Written instruction: Please rewrite the entries between the lines holding "pictogram-icon xyxy=(101,181,171,237)" and "pictogram-icon xyxy=(939,181,1009,237)", inclusive, substituting "icon" for "pictogram-icon" and leaving everything else unchanged.

---------------

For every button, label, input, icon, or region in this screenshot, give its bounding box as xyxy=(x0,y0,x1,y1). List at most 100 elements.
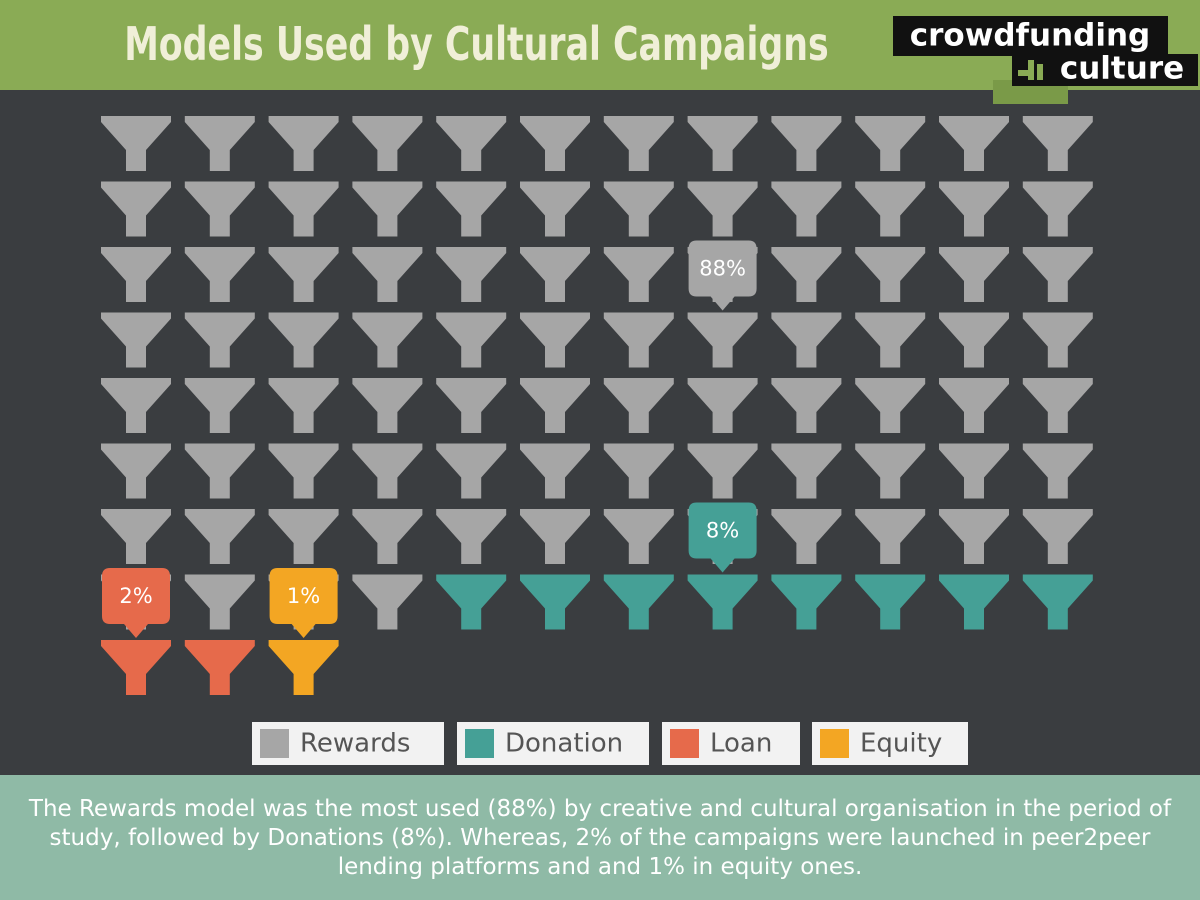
pictogram-icon xyxy=(101,181,171,237)
pictogram-icon xyxy=(687,116,758,171)
pictogram-icon xyxy=(101,640,171,695)
caption: The Rewards model was the most used (88%… xyxy=(0,775,1200,900)
pictogram-icon xyxy=(184,378,255,433)
pictogram-icon xyxy=(184,116,255,171)
pictogram-icon xyxy=(771,116,842,171)
pictogram-icon xyxy=(939,181,1009,237)
pictogram-icon xyxy=(603,312,674,368)
callout xyxy=(688,240,757,311)
pictogram-icon xyxy=(436,443,507,499)
pictogram-icon xyxy=(268,509,339,564)
pictogram-icon xyxy=(520,247,590,302)
pictogram-icon xyxy=(687,312,758,368)
pictogram-icon xyxy=(352,116,423,171)
pictogram-icon xyxy=(1022,378,1093,433)
pictogram-icon xyxy=(1022,443,1093,499)
callout xyxy=(688,502,757,573)
pictogram-icon xyxy=(855,443,926,499)
pictogram-icon xyxy=(352,378,423,433)
pictogram-icon xyxy=(603,181,674,237)
pictogram-icon xyxy=(603,247,674,302)
pictogram-icon xyxy=(771,443,842,499)
pictogram-icon xyxy=(520,181,590,237)
pictogram-icon xyxy=(855,509,926,564)
pictogram-icon xyxy=(436,509,507,564)
pictogram-icon xyxy=(1022,312,1093,368)
data-label: 2% xyxy=(119,584,152,608)
pictogram-icon xyxy=(268,181,339,237)
pictogram-icon xyxy=(268,443,339,499)
pictogram-icon xyxy=(352,509,423,564)
logo-icon xyxy=(1018,60,1043,80)
legend-label: Equity xyxy=(860,729,942,759)
pictogram-icon xyxy=(1022,116,1093,171)
pictogram-icon xyxy=(520,312,590,368)
pictogram-icon xyxy=(939,378,1009,433)
pictogram-icon xyxy=(939,509,1009,564)
legend-label: Donation xyxy=(505,729,623,759)
pictogram-icon xyxy=(352,247,423,302)
data-label: 1% xyxy=(287,584,320,608)
pictogram-icon xyxy=(352,443,423,499)
pictogram-icon xyxy=(939,312,1009,368)
pictogram-icon xyxy=(436,116,507,171)
pictogram-icon xyxy=(771,378,842,433)
pictogram-icon xyxy=(771,574,842,630)
pictogram-icon xyxy=(687,574,758,630)
pictogram-icon xyxy=(101,247,171,302)
pictogram-icon xyxy=(771,247,842,302)
pictogram-icon xyxy=(520,509,590,564)
pictogram-icon xyxy=(101,443,171,499)
pictogram-icon xyxy=(101,509,171,564)
pictogram-icon xyxy=(771,312,842,368)
pictogram-icon xyxy=(436,574,507,630)
pictogram-icon xyxy=(101,116,171,171)
pictogram-icon xyxy=(268,312,339,368)
pictogram-icon xyxy=(687,181,758,237)
pictogram-icon xyxy=(268,378,339,433)
logo-box xyxy=(893,16,1168,56)
pictogram-icon xyxy=(101,312,171,368)
pictogram-icon xyxy=(603,443,674,499)
pictogram-icon xyxy=(268,640,339,695)
pictogram-icon xyxy=(520,378,590,433)
pictogram-icon xyxy=(268,247,339,302)
pictogram-icon xyxy=(603,509,674,564)
pictogram-icon xyxy=(855,181,926,237)
pictogram-icon xyxy=(771,181,842,237)
pictogram-icon xyxy=(855,312,926,368)
pictogram-icon xyxy=(352,312,423,368)
pictogram-icon xyxy=(184,574,255,630)
pictogram-icon xyxy=(352,574,423,630)
pictogram-icon xyxy=(1022,509,1093,564)
pictogram-icon xyxy=(1022,181,1093,237)
pictogram-icon xyxy=(184,443,255,499)
pictogram-icon xyxy=(855,116,926,171)
pictogram-icon xyxy=(436,378,507,433)
pictogram-icon xyxy=(520,443,590,499)
legend-label: Rewards xyxy=(300,729,410,759)
pictogram-icon xyxy=(352,181,423,237)
pictogram-icon xyxy=(436,312,507,368)
pictogram-icon xyxy=(1022,247,1093,302)
pictogram-icon xyxy=(603,574,674,630)
legend-label: Loan xyxy=(710,729,772,759)
pictogram-icon xyxy=(687,378,758,433)
pictogram-icon xyxy=(436,181,507,237)
pictogram-icon xyxy=(939,443,1009,499)
pictogram-icon xyxy=(520,116,590,171)
pictogram-icon xyxy=(939,116,1009,171)
pictogram-icon xyxy=(855,247,926,302)
pictogram-icon xyxy=(939,247,1009,302)
pictogram-icon xyxy=(436,247,507,302)
logo-text: crowdfunding xyxy=(910,18,1151,54)
logo-text: culture xyxy=(1060,51,1184,87)
pictogram-icon xyxy=(184,181,255,237)
pictogram-icon xyxy=(184,640,255,695)
data-label: 88% xyxy=(699,257,746,281)
legend-swatch xyxy=(820,729,849,758)
data-label: 8% xyxy=(706,519,739,543)
pictogram-icon xyxy=(855,574,926,630)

---------------

Result of this exercise:
icon xyxy=(101,181,171,237)
icon xyxy=(687,116,758,171)
icon xyxy=(101,640,171,695)
caption: The Rewards model was the most used (88%… xyxy=(0,775,1200,900)
icon xyxy=(184,378,255,433)
icon xyxy=(184,116,255,171)
icon xyxy=(771,116,842,171)
icon xyxy=(939,181,1009,237)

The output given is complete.